-- Stated problem --
Repeat all of the material exactly as given.

-- Dataset content --
········
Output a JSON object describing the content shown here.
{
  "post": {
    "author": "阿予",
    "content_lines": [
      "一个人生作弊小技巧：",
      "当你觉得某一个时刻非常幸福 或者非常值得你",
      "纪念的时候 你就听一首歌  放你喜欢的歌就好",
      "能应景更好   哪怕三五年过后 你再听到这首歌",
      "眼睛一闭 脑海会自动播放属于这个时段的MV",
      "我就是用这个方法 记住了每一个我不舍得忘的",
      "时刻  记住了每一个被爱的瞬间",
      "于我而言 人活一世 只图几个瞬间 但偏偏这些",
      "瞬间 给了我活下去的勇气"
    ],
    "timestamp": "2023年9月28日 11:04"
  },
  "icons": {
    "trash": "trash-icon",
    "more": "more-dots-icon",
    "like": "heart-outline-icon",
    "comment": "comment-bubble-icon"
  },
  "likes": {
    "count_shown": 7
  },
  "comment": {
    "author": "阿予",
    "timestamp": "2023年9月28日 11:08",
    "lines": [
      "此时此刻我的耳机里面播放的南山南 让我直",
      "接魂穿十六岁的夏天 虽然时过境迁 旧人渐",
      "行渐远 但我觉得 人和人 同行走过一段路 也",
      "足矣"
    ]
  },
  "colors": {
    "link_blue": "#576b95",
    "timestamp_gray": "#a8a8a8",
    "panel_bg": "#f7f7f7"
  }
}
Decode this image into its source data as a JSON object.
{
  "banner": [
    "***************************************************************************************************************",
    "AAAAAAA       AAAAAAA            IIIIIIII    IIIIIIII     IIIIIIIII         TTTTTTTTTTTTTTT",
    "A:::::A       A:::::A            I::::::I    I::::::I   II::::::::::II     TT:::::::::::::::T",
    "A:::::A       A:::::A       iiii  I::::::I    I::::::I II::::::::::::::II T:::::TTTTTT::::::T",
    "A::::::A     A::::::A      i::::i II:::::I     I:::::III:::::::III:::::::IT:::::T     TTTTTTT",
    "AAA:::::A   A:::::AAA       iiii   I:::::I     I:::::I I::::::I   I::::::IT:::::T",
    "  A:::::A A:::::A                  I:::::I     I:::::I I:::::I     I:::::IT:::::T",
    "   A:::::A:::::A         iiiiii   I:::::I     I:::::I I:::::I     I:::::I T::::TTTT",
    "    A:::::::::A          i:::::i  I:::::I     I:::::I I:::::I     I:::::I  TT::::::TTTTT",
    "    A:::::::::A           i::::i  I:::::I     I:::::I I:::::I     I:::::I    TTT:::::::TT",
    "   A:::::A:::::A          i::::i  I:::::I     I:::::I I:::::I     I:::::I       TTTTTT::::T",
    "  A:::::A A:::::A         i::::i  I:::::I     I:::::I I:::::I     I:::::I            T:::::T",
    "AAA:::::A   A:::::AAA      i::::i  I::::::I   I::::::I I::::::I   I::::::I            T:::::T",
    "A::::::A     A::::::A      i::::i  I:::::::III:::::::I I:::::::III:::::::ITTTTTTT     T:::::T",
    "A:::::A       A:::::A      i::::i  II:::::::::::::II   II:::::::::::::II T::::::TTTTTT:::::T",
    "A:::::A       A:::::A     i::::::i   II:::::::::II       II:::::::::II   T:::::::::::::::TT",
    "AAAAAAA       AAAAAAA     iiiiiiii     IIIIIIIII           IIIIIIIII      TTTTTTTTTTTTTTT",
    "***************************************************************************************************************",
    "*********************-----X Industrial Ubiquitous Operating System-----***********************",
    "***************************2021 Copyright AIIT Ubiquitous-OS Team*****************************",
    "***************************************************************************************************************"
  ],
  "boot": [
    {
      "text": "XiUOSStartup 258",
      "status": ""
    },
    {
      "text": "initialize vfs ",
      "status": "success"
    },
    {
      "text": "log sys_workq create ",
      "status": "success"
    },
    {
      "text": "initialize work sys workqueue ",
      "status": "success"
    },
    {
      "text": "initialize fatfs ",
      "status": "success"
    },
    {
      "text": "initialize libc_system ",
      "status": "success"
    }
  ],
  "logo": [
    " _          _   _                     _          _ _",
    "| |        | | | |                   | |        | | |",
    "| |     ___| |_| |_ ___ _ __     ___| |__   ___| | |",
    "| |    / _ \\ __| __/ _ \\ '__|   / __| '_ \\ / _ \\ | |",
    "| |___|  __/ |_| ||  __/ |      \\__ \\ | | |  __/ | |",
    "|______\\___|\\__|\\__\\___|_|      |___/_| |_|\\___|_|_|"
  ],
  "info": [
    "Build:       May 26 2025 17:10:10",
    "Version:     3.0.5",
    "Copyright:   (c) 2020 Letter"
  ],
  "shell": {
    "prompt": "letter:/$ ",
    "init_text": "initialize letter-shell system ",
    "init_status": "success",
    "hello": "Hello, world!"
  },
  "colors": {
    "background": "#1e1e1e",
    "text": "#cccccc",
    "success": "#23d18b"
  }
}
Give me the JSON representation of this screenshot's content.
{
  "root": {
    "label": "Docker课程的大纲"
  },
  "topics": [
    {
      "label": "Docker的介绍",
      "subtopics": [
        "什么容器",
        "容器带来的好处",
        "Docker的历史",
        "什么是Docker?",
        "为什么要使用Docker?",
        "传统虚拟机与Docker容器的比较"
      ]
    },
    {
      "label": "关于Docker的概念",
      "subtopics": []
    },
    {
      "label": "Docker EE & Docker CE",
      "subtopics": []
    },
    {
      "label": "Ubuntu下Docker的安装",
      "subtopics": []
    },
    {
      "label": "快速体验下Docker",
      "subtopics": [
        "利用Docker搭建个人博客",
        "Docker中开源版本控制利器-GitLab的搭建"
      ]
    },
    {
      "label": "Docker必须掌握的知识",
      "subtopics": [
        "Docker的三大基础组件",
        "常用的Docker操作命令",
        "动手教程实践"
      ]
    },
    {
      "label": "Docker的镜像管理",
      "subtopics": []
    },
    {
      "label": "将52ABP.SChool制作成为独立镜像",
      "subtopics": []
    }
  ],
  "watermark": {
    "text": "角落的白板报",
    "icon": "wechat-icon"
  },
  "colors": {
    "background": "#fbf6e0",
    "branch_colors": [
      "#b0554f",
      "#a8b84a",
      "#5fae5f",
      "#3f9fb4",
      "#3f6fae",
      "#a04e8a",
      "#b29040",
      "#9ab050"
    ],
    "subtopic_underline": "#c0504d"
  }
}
········
-- Complete output --
Output a JSON object describing the content shown here.
{
  "post": {
    "author": "阿予",
    "content_lines": [
      "一个人生作弊小技巧：",
      "当你觉得某一个时刻非常幸福 或者非常值得你",
      "纪念的时候 你就听一首歌  放你喜欢的歌就好",
      "能应景更好   哪怕三五年过后 你再听到这首歌",
      "眼睛一闭 脑海会自动播放属于这个时段的MV",
      "我就是用这个方法 记住了每一个我不舍得忘的",
      "时刻  记住了每一个被爱的瞬间",
      "于我而言 人活一世 只图几个瞬间 但偏偏这些",
      "瞬间 给了我活下去的勇气"
    ],
    "timestamp": "2023年9月28日 11:04"
  },
  "icons": {
    "trash": "trash-icon",
    "more": "more-dots-icon",
    "like": "heart-outline-icon",
    "comment": "comment-bubble-icon"
  },
  "likes": {
    "count_shown": 7
  },
  "comment": {
    "author": "阿予",
    "timestamp": "2023年9月28日 11:08",
    "lines": [
      "此时此刻我的耳机里面播放的南山南 让我直",
      "接魂穿十六岁的夏天 虽然时过境迁 旧人渐",
      "行渐远 但我觉得 人和人 同行走过一段路 也",
      "足矣"
    ]
  },
  "colors": {
    "link_blue": "#576b95",
    "timestamp_gray": "#a8a8a8",
    "panel_bg": "#f7f7f7"
  }
}
Decode this image into its source data as a JSON object.
{
  "banner": [
    "***************************************************************************************************************",
    "AAAAAAA       AAAAAAA            IIIIIIII    IIIIIIII     IIIIIIIII         TTTTTTTTTTTTTTT",
    "A:::::A       A:::::A            I::::::I    I::::::I   II::::::::::II     TT:::::::::::::::T",
    "A:::::A       A:::::A       iiii  I::::::I    I::::::I II::::::::::::::II T:::::TTTTTT::::::T",
    "A::::::A     A::::::A      i::::i II:::::I     I:::::III:::::::III:::::::IT:::::T     TTTTTTT",
    "AAA:::::A   A:::::AAA       iiii   I:::::I     I:::::I I::::::I   I::::::IT:::::T",
    "  A:::::A A:::::A                  I:::::I     I:::::I I:::::I     I:::::IT:::::T",
    "   A:::::A:::::A         iiiiii   I:::::I     I:::::I I:::::I     I:::::I T::::TTTT",
    "    A:::::::::A          i:::::i  I:::::I     I:::::I I:::::I     I:::::I  TT::::::TTTTT",
    "    A:::::::::A           i::::i  I:::::I     I:::::I I:::::I     I:::::I    TTT:::::::TT",
    "   A:::::A:::::A          i::::i  I:::::I     I:::::I I:::::I     I:::::I       TTTTTT::::T",
    "  A:::::A A:::::A         i::::i  I:::::I     I:::::I I:::::I     I:::::I            T:::::T",
    "AAA:::::A   A:::::AAA      i::::i  I::::::I   I::::::I I::::::I   I::::::I            T:::::T",
    "A::::::A     A::::::A      i::::i  I:::::::III:::::::I I:::::::III:::::::ITTTTTTT     T:::::T",
    "A:::::A       A:::::A      i::::i  II:::::::::::::II   II:::::::::::::II T::::::TTTTTT:::::T",
    "A:::::A       A:::::A     i::::::i   II:::::::::II       II:::::::::II   T:::::::::::::::TT",
    "AAAAAAA       AAAAAAA     iiiiiiii     IIIIIIIII           IIIIIIIII      TTTTTTTTTTTTTTT",
    "***************************************************************************************************************",
    "*********************-----X Industrial Ubiquitous Operating System-----***********************",
    "***************************2021 Copyright AIIT Ubiquitous-OS Team*****************************",
    "***************************************************************************************************************"
  ],
  "boot": [
    {
      "text": "XiUOSStartup 258",
      "status": ""
    },
    {
      "text": "initialize vfs ",
      "status": "success"
    },
    {
      "text": "log sys_workq create ",
      "status": "success"
    },
    {
      "text": "initialize work sys workqueue ",
      "status": "success"
    },
    {
      "text": "initialize fatfs ",
      "status": "success"
    },
    {
      "text": "initialize libc_system ",
      "status": "success"
    }
  ],
  "logo": [
    " _          _   _                     _          _ _",
    "| |        | | | |                   | |        | | |",
    "| |     ___| |_| |_ ___ _ __     ___| |__   ___| | |",
    "| |    / _ \\ __| __/ _ \\ '__|   / __| '_ \\ / _ \\ | |",
    "| |___|  __/ |_| ||  __/ |      \\__ \\ | | |  __/ | |",
    "|______\\___|\\__|\\__\\___|_|      |___/_| |_|\\___|_|_|"
  ],
  "info": [
    "Build:       May 26 2025 17:10:10",
    "Version:     3.0.5",
    "Copyright:   (c) 2020 Letter"
  ],
  "shell": {
    "prompt": "letter:/$ ",
    "init_text": "initialize letter-shell system ",
    "init_status": "success",
    "hello": "Hello, world!"
  },
  "colors": {
    "background": "#1e1e1e",
    "text": "#cccccc",
    "success": "#23d18b"
  }
}
Give me the JSON representation of this screenshot's content.
{
  "root": {
    "label": "Docker课程的大纲"
  },
  "topics": [
    {
      "label": "Docker的介绍",
      "subtopics": [
        "什么容器",
        "容器带来的好处",
        "Docker的历史",
        "什么是Docker?",
        "为什么要使用Docker?",
        "传统虚拟机与Docker容器的比较"
      ]
    },
    {
      "label": "关于Docker的概念",
      "subtopics": []
    },
    {
      "label": "Docker EE & Docker CE",
      "subtopics": []
    },
    {
      "label": "Ubuntu下Docker的安装",
      "subtopics": []
    },
    {
      "label": "快速体验下Docker",
      "subtopics": [
        "利用Docker搭建个人博客",
        "Docker中开源版本控制利器-GitLab的搭建"
      ]
    },
    {
      "label": "Docker必须掌握的知识",
      "subtopics": [
        "Docker的三大基础组件",
        "常用的Docker操作命令",
        "动手教程实践"
      ]
    },
    {
      "label": "Docker的镜像管理",
      "subtopics": []
    },
    {
      "label": "将52ABP.SChool制作成为独立镜像",
      "subtopics": []
    }
  ],
  "watermark": {
    "text": "角落的白板报",
    "icon": "wechat-icon"
  },
  "colors": {
    "background": "#fbf6e0",
    "branch_colors": [
      "#b0554f",
      "#a8b84a",
      "#5fae5f",
      "#3f9fb4",
      "#3f6fae",
      "#a04e8a",
      "#b29040",
      "#9ab050"
    ],
    "subtopic_underline": "#c0504d"
  }
}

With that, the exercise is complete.